■ **Given information**

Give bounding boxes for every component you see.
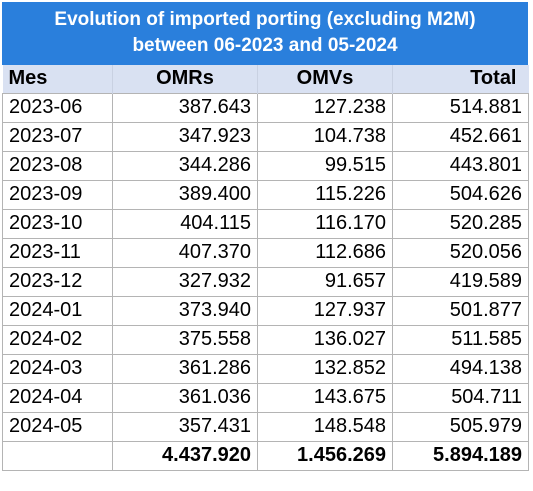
cell-omrs[interactable]: 344.286 xyxy=(112,150,258,181)
cell-omvs[interactable]: 116.170 xyxy=(257,208,393,239)
cell-omrs[interactable]: 375.558 xyxy=(112,324,258,355)
cell-total[interactable]: 504.711 xyxy=(392,382,529,413)
cell-omrs[interactable]: 357.431 xyxy=(112,411,258,442)
cell-omrs[interactable]: 373.940 xyxy=(112,295,258,326)
cell-mes[interactable]: 2023-10 xyxy=(2,208,113,239)
cell-omvs[interactable]: 91.657 xyxy=(257,266,393,297)
cell-omvs[interactable]: 132.852 xyxy=(257,353,393,384)
cell-mes[interactable]: 2024-01 xyxy=(2,295,113,326)
cell-total[interactable]: 520.056 xyxy=(392,237,529,268)
cell-omrs[interactable]: 407.370 xyxy=(112,237,258,268)
cell-omrs[interactable]: 389.400 xyxy=(112,179,258,210)
table-row: 2023-12 327.932 91.657 419.589 xyxy=(2,266,529,297)
header-mes[interactable]: Mes xyxy=(2,65,113,93)
cell-mes[interactable]: 2023-07 xyxy=(2,121,113,152)
total-cell-omrs[interactable]: 4.437.920 xyxy=(112,440,258,471)
cell-mes[interactable]: 2024-03 xyxy=(2,353,113,384)
cell-total[interactable]: 419.589 xyxy=(392,266,529,297)
cell-total[interactable]: 443.801 xyxy=(392,150,529,181)
cell-total[interactable]: 505.979 xyxy=(392,411,529,442)
table-row: 2023-07 347.923 104.738 452.661 xyxy=(2,121,529,152)
cell-total[interactable]: 520.285 xyxy=(392,208,529,239)
cell-mes[interactable]: 2024-02 xyxy=(2,324,113,355)
cell-mes[interactable]: 2023-12 xyxy=(2,266,113,297)
cell-omrs[interactable]: 327.932 xyxy=(112,266,258,297)
cell-total[interactable]: 452.661 xyxy=(392,121,529,152)
table-row: 2024-01 373.940 127.937 501.877 xyxy=(2,295,529,326)
cell-omvs[interactable]: 112.686 xyxy=(257,237,393,268)
cell-total[interactable]: 504.626 xyxy=(392,179,529,210)
cell-omvs[interactable]: 127.238 xyxy=(257,92,393,123)
cell-mes[interactable]: 2023-08 xyxy=(2,150,113,181)
porting-table: Mes OMRs OMVs Total 2023-06 387.643 127.23… xyxy=(2,65,529,471)
title-line-2: between 06-2023 and 05-2024 xyxy=(132,35,398,56)
total-cell-total[interactable]: 5.894.189 xyxy=(392,440,529,471)
table-row: 2023-08 344.286 99.515 443.801 xyxy=(2,150,529,181)
cell-omvs[interactable]: 99.515 xyxy=(257,150,393,181)
table-row: 2024-02 375.558 136.027 511.585 xyxy=(2,324,529,355)
table-row: 2023-11 407.370 112.686 520.056 xyxy=(2,237,529,268)
cell-omrs[interactable]: 361.286 xyxy=(112,353,258,384)
total-cell-omvs[interactable]: 1.456.269 xyxy=(257,440,393,471)
cell-omvs[interactable]: 127.937 xyxy=(257,295,393,326)
totals-row: 4.437.920 1.456.269 5.894.189 xyxy=(2,440,529,471)
table-row: 2023-10 404.115 116.170 520.285 xyxy=(2,208,529,239)
total-cell-mes[interactable] xyxy=(2,440,113,471)
cell-omvs[interactable]: 143.675 xyxy=(257,382,393,413)
header-omvs[interactable]: OMVs xyxy=(257,65,393,93)
table-row: 2024-04 361.036 143.675 504.711 xyxy=(2,382,529,413)
cell-mes[interactable]: 2023-09 xyxy=(2,179,113,210)
cell-omvs[interactable]: 136.027 xyxy=(257,324,393,355)
cell-total[interactable]: 494.138 xyxy=(392,353,529,384)
header-row: Mes OMRs OMVs Total xyxy=(2,65,529,93)
cell-total[interactable]: 514.881 xyxy=(392,92,529,123)
cell-omvs[interactable]: 115.226 xyxy=(257,179,393,210)
table-title: Evolution of imported porting (excluding… xyxy=(2,2,528,65)
table-body: 2023-06 387.643 127.238 514.881 2023-07 347.9… xyxy=(2,92,529,471)
cell-omrs[interactable]: 347.923 xyxy=(112,121,258,152)
header-total[interactable]: Total xyxy=(392,65,529,93)
table-row: 2024-03 361.286 132.852 494.138 xyxy=(2,353,529,384)
cell-mes[interactable]: 2024-04 xyxy=(2,382,113,413)
cell-omvs[interactable]: 104.738 xyxy=(257,121,393,152)
cell-mes[interactable]: 2023-11 xyxy=(2,237,113,268)
cell-total[interactable]: 501.877 xyxy=(392,295,529,326)
cell-omvs[interactable]: 148.548 xyxy=(257,411,393,442)
cell-total[interactable]: 511.585 xyxy=(392,324,529,355)
cell-omrs[interactable]: 404.115 xyxy=(112,208,258,239)
table-row: 2024-05 357.431 148.548 505.979 xyxy=(2,411,529,442)
cell-omrs[interactable]: 361.036 xyxy=(112,382,258,413)
header-omrs[interactable]: OMRs xyxy=(112,65,258,93)
cell-mes[interactable]: 2024-05 xyxy=(2,411,113,442)
cell-mes[interactable]: 2023-06 xyxy=(2,92,113,123)
table-row: 2023-06 387.643 127.238 514.881 xyxy=(2,92,529,123)
table-row: 2023-09 389.400 115.226 504.626 xyxy=(2,179,529,210)
title-line-1: Evolution of imported porting (excluding… xyxy=(54,9,476,30)
cell-omrs[interactable]: 387.643 xyxy=(112,92,258,123)
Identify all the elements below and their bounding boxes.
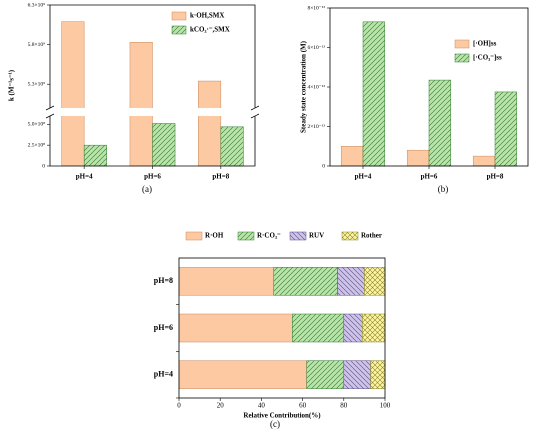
legend-swatch (171, 11, 187, 21)
bar (61, 21, 85, 167)
caption: (b) (438, 184, 449, 194)
bar-segment (337, 267, 365, 296)
caption: (c) (270, 419, 280, 429)
bar (472, 155, 496, 167)
x-tick-label: pH=4 (355, 173, 372, 181)
legend-label: [·CO₃⁻]ss (473, 54, 502, 62)
bar (340, 146, 364, 167)
legend-swatch (185, 231, 203, 241)
y-tick-label: 5.0×10⁸ (28, 122, 45, 128)
legend-label: R·CO₃⁻ (257, 232, 281, 240)
bar-segment (362, 313, 386, 343)
caption: (a) (142, 184, 152, 194)
legend-swatch (171, 25, 187, 35)
bar-segment (370, 360, 386, 389)
y-axis-label: k (M⁻¹s⁻¹) (8, 69, 16, 101)
x-tick-label: 40 (258, 402, 266, 410)
y-tick-label: 5.8×10⁹ (28, 42, 45, 48)
bar-segment (178, 267, 275, 296)
bar (362, 21, 386, 167)
legend-swatch (237, 231, 255, 241)
legend-label: Rother (361, 232, 382, 240)
y-tick-label: 0 (322, 163, 325, 169)
bar-segment (178, 360, 307, 389)
bar (220, 126, 244, 167)
x-tick-label: 100 (380, 402, 391, 410)
bar (152, 123, 176, 167)
bar (428, 79, 452, 167)
bar (129, 41, 153, 167)
y-tick-label: 2×10⁻¹³ (307, 124, 325, 130)
axis-frame (178, 257, 386, 399)
y-tick-label: pH=8 (154, 276, 173, 285)
bar (198, 80, 222, 167)
y-tick-label: 8×10⁻¹³ (307, 5, 325, 11)
bar (83, 144, 107, 167)
bar-segment (273, 267, 338, 296)
x-tick-label: pH=6 (421, 173, 438, 181)
bar-segment (343, 360, 371, 389)
x-tick-label: pH=8 (212, 173, 229, 181)
x-axis-label: Relative Contribution(%) (243, 412, 321, 420)
bar-segment (364, 267, 386, 296)
x-tick-label: pH=4 (76, 173, 93, 181)
legend-swatch (454, 39, 470, 49)
x-tick-label: pH=8 (487, 173, 504, 181)
legend-label: [·OH]ss (473, 40, 497, 48)
legend-swatch (454, 53, 470, 63)
y-tick-label: pH=6 (154, 323, 173, 332)
bar-segment (292, 313, 345, 343)
y-tick-label: 0 (42, 163, 45, 169)
legend-label: kCO₃·⁻,SMX (190, 26, 230, 34)
bar (494, 91, 518, 167)
bar (406, 149, 430, 167)
legend-label: RUV (309, 232, 324, 240)
x-tick-label: 20 (217, 402, 225, 410)
x-tick-label: 0 (177, 402, 181, 410)
y-tick-label: 6.3×10⁹ (28, 2, 45, 8)
y-tick-label: pH=4 (154, 369, 173, 378)
bar-segment (343, 313, 363, 343)
y-axis-label: Steady state concentration (M) (300, 40, 308, 133)
axis-break-gap (44, 108, 261, 116)
y-tick-label: 2.5×10⁸ (28, 142, 45, 148)
legend-label: R·OH (205, 232, 224, 240)
y-tick-label: 4×10⁻¹³ (307, 84, 325, 90)
y-tick-label: 6×10⁻¹³ (307, 45, 325, 51)
x-tick-label: pH=6 (144, 173, 161, 181)
x-tick-label: 60 (299, 402, 307, 410)
legend-label: k·OH,SMX (190, 12, 224, 20)
legend-swatch (289, 231, 307, 241)
bar-segment (306, 360, 345, 389)
bar-segment (178, 313, 293, 343)
axis-frame (49, 4, 256, 167)
x-tick-label: 80 (340, 402, 348, 410)
legend-swatch (341, 231, 359, 241)
y-tick-label: 5.3×10⁹ (28, 81, 45, 87)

■ **What you will do**
Count the lines in the data above that contain the string "caption", treating uppercase and lowercase as distinct, and give only the number.

■ **Reply to the task**
3